◆ **What is required**
Write out all lines holding the word "this".

◆ **Exercise materials**
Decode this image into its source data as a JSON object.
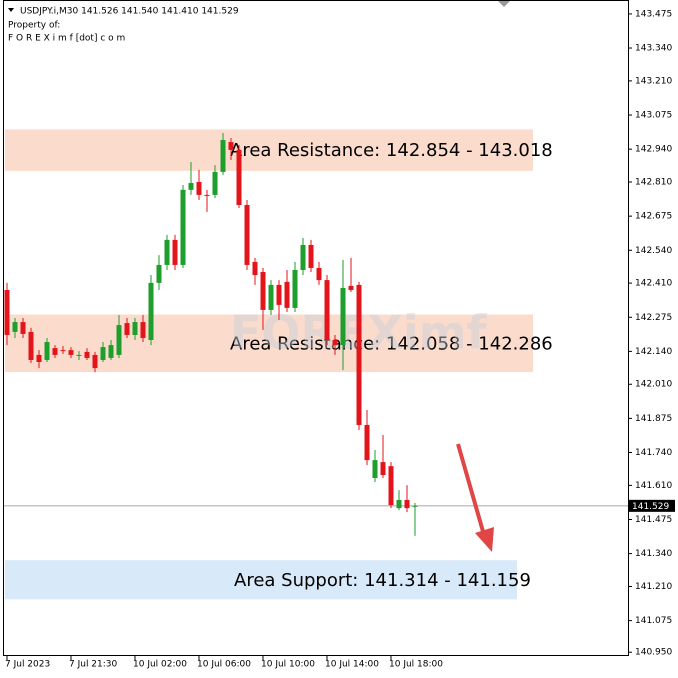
{
  "chart_data": {
    "type": "candlestick",
    "header": "USDJPY.i,M30  141.526 141.540 141.410 141.529",
    "property_label": "Property of:",
    "property_site": "F O R E X i m f [dot] c o m",
    "watermark": "FOREXimf",
    "up_color": "#1e9e2b",
    "down_color": "#e3151b",
    "grid": false,
    "ylim": [
      140.935,
      143.53
    ],
    "yticks": [
      143.475,
      {
        "value": 143.34,
        "label": "143.340"
      },
      {
        "value": 143.21,
        "label": "143.210"
      },
      143.075,
      {
        "value": 142.94,
        "label": "142.940"
      },
      {
        "value": 142.81,
        "label": "142.810"
      },
      142.675,
      {
        "value": 142.54,
        "label": "142.540"
      },
      {
        "value": 142.41,
        "label": "142.410"
      },
      142.275,
      {
        "value": 142.14,
        "label": "142.140"
      },
      {
        "value": 142.01,
        "label": "142.010"
      },
      141.875,
      {
        "value": 141.74,
        "label": "141.740"
      },
      {
        "value": 141.61,
        "label": "141.610"
      },
      141.475,
      {
        "value": 141.34,
        "label": "141.340"
      },
      {
        "value": 141.21,
        "label": "141.210"
      },
      141.075,
      {
        "value": 140.95,
        "label": "140.950"
      }
    ],
    "categories": [
      "7 Jul 2023",
      null,
      null,
      null,
      null,
      null,
      null,
      null,
      "7 Jul 21:30",
      null,
      null,
      null,
      null,
      null,
      null,
      null,
      "10 Jul 02:00",
      null,
      null,
      null,
      null,
      null,
      null,
      null,
      "10 Jul 06:00",
      null,
      null,
      null,
      null,
      null,
      null,
      null,
      "10 Jul 10:00",
      null,
      null,
      null,
      null,
      null,
      null,
      null,
      "10 Jul 14:00",
      null,
      null,
      null,
      null,
      null,
      null,
      null,
      "10 Jul 18:00",
      null,
      null,
      null
    ],
    "open": [
      142.383,
      142.217,
      142.256,
      142.217,
      142.126,
      142.106,
      142.153,
      142.145,
      142.145,
      142.126,
      142.138,
      142.126,
      142.106,
      142.114,
      142.126,
      142.252,
      142.205,
      142.256,
      142.185,
      142.411,
      142.482,
      142.581,
      142.482,
      142.779,
      142.81,
      142.759,
      142.759,
      142.85,
      142.968,
      142.937,
      142.719,
      142.494,
      142.454,
      142.304,
      142.403,
      142.415,
      142.312,
      142.462,
      142.561,
      142.47,
      142.422,
      142.185,
      142.165,
      142.399,
      142.403,
      141.849,
      141.639,
      141.702,
      141.686,
      141.52,
      141.552,
      141.526
    ],
    "high": [
      142.411,
      142.272,
      142.272,
      142.233,
      142.145,
      142.193,
      142.165,
      142.161,
      142.157,
      142.141,
      142.153,
      142.138,
      142.177,
      142.185,
      142.284,
      142.272,
      142.272,
      142.284,
      142.442,
      142.521,
      142.601,
      142.601,
      142.798,
      142.889,
      142.858,
      142.779,
      142.877,
      143.004,
      142.984,
      142.957,
      142.739,
      142.51,
      142.47,
      142.422,
      142.422,
      142.462,
      142.494,
      142.589,
      142.581,
      142.494,
      142.442,
      142.205,
      142.502,
      142.51,
      142.415,
      141.908,
      141.75,
      141.809,
      141.702,
      141.591,
      141.611,
      141.54
    ],
    "low": [
      142.165,
      142.193,
      142.193,
      142.094,
      142.074,
      142.098,
      142.114,
      142.13,
      142.114,
      142.106,
      142.106,
      142.058,
      142.098,
      142.106,
      142.114,
      142.193,
      142.185,
      142.177,
      142.165,
      142.383,
      142.462,
      142.462,
      142.47,
      142.759,
      142.739,
      142.692,
      142.747,
      142.838,
      142.897,
      142.707,
      142.462,
      142.403,
      142.225,
      142.284,
      142.264,
      142.296,
      142.296,
      142.442,
      142.454,
      142.403,
      142.165,
      142.126,
      142.066,
      142.375,
      141.829,
      141.69,
      141.623,
      141.639,
      141.52,
      141.512,
      141.504,
      141.41
    ],
    "close": [
      142.205,
      142.256,
      142.209,
      142.106,
      142.098,
      142.177,
      142.126,
      142.141,
      142.126,
      142.126,
      142.114,
      142.074,
      142.157,
      142.165,
      142.244,
      142.205,
      142.256,
      142.193,
      142.411,
      142.482,
      142.581,
      142.482,
      142.779,
      142.806,
      142.759,
      142.755,
      142.85,
      142.976,
      142.937,
      142.719,
      142.482,
      142.442,
      142.304,
      142.403,
      142.324,
      142.312,
      142.462,
      142.561,
      142.47,
      142.422,
      142.185,
      142.165,
      142.391,
      142.383,
      141.849,
      141.71,
      141.71,
      141.651,
      141.532,
      141.552,
      141.52,
      141.529
    ],
    "last_price": 141.529,
    "zones": [
      {
        "label": "Area Resistance: 142.854 - 143.018",
        "low": 142.854,
        "high": 143.018,
        "color": "#fbdccc"
      },
      {
        "label": "Area Resistance: 142.058 - 142.286",
        "low": 142.058,
        "high": 142.286,
        "color": "#fbdccc"
      },
      {
        "label": "Area Support: 141.314 - 141.159",
        "low": 141.159,
        "high": 141.314,
        "color": "#d8e9f9"
      }
    ]
  }
}
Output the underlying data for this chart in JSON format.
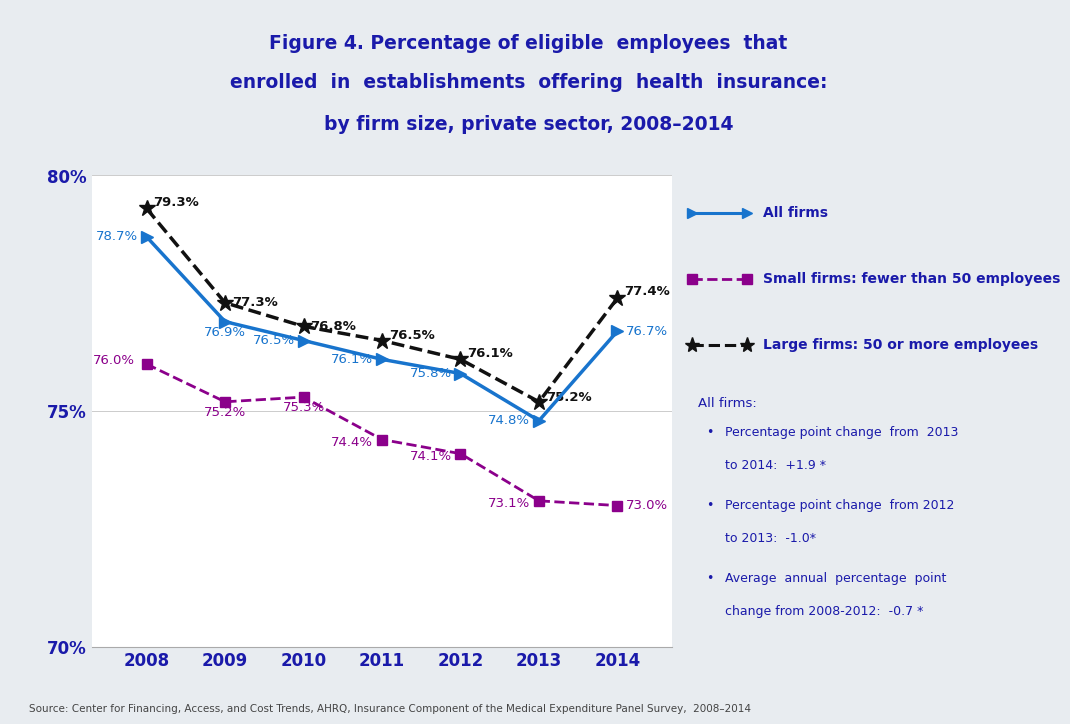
{
  "years": [
    2008,
    2009,
    2010,
    2011,
    2012,
    2013,
    2014
  ],
  "all_firms": [
    78.7,
    76.9,
    76.5,
    76.1,
    75.8,
    74.8,
    76.7
  ],
  "small_firms": [
    76.0,
    75.2,
    75.3,
    74.4,
    74.1,
    73.1,
    73.0
  ],
  "large_firms": [
    79.3,
    77.3,
    76.8,
    76.5,
    76.1,
    75.2,
    77.4
  ],
  "all_firms_color": "#1874CD",
  "small_firms_color": "#8B008B",
  "large_firms_color": "#111111",
  "title_line1": "Figure 4. Percentage of eligible  employees  that",
  "title_line2": "enrolled  in  establishments  offering  health  insurance:",
  "title_line3": "by firm size, private sector, 2008–2014",
  "title_color": "#1a1aaa",
  "legend_all_firms": "All firms",
  "legend_small_firms": "Small firms: fewer than 50 employees",
  "legend_large_firms": "Large firms: 50 or more employees",
  "annotation_header": "All firms:",
  "annotation_line1": "Percentage point change  from  2013",
  "annotation_line2": "to 2014:  +1.9 *",
  "annotation_line3": "Percentage point change  from 2012",
  "annotation_line4": "to 2013:  -1.0*",
  "annotation_line5": "Average  annual  percentage  point",
  "annotation_line6": "change from 2008-2012:  -0.7 *",
  "source_text": "Source: Center for Financing, Access, and Cost Trends, AHRQ, Insurance Component of the Medical Expenditure Panel Survey,  2008–2014",
  "ylim": [
    70,
    80
  ],
  "yticks": [
    70,
    75,
    80
  ],
  "header_bg": "#d8dde3",
  "plot_bg": "#ffffff",
  "annotation_color": "#1a1aaa",
  "label_fontsize": 9.5,
  "axis_label_color": "#1a1aaa",
  "sep_color": "#b09090"
}
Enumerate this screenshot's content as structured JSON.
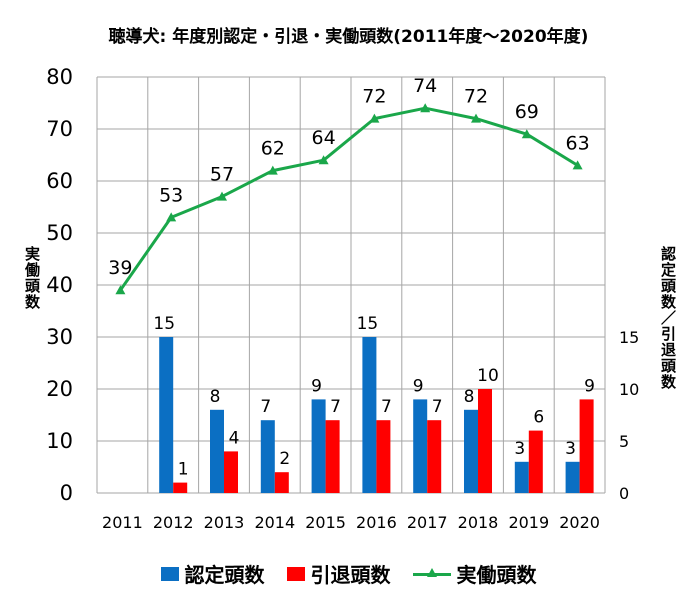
{
  "title": "聴導犬: 年度別認定・引退・実働頭数(2011年度～2020年度)",
  "left_axis_label": "実働頭数",
  "right_axis_label": "認定頭数／引退頭数",
  "legend": [
    {
      "label": "認定頭数",
      "color": "#0b6fc3",
      "kind": "bar"
    },
    {
      "label": "引退頭数",
      "color": "#ff0000",
      "kind": "bar"
    },
    {
      "label": "実働頭数",
      "color": "#1aa74a",
      "kind": "line"
    }
  ],
  "chart_data": {
    "type": "bar+line",
    "title": "聴導犬: 年度別認定・引退・実働頭数(2011年度～2020年度)",
    "categories": [
      "2011",
      "2012",
      "2013",
      "2014",
      "2015",
      "2016",
      "2017",
      "2018",
      "2019",
      "2020"
    ],
    "left_axis": {
      "label": "実働頭数",
      "ylim": [
        0,
        80
      ],
      "ticks": [
        0,
        10,
        20,
        30,
        40,
        50,
        60,
        70,
        80
      ]
    },
    "right_axis": {
      "label": "認定頭数／引退頭数",
      "ylim": [
        0,
        40
      ],
      "ticks": [
        0,
        5,
        10,
        15
      ]
    },
    "grid": true,
    "legend_position": "bottom",
    "series": [
      {
        "name": "認定頭数",
        "type": "bar",
        "axis": "right",
        "color": "#0b6fc3",
        "values": [
          null,
          15,
          8,
          7,
          9,
          15,
          9,
          8,
          3,
          3
        ]
      },
      {
        "name": "引退頭数",
        "type": "bar",
        "axis": "right",
        "color": "#ff0000",
        "values": [
          null,
          1,
          4,
          2,
          7,
          7,
          7,
          10,
          6,
          9
        ]
      },
      {
        "name": "実働頭数",
        "type": "line",
        "axis": "left",
        "color": "#1aa74a",
        "marker": "triangle",
        "values": [
          39,
          53,
          57,
          62,
          64,
          72,
          74,
          72,
          69,
          63
        ]
      }
    ]
  }
}
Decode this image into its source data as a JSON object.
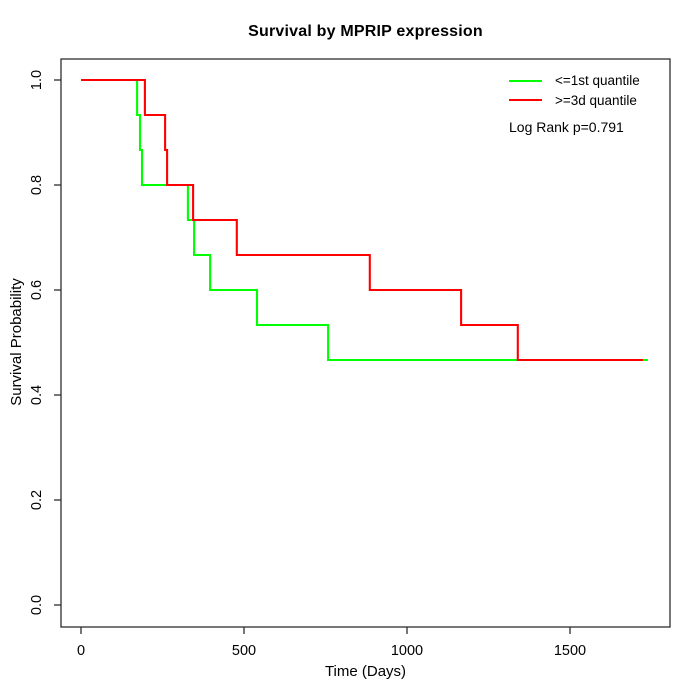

◆ **Exercise answer**
Decode this image into its source data as a JSON object.
Output the underlying data for this chart in JSON format.
Enumerate this screenshot's content as structured JSON.
Decode this image into its source data as a JSON object.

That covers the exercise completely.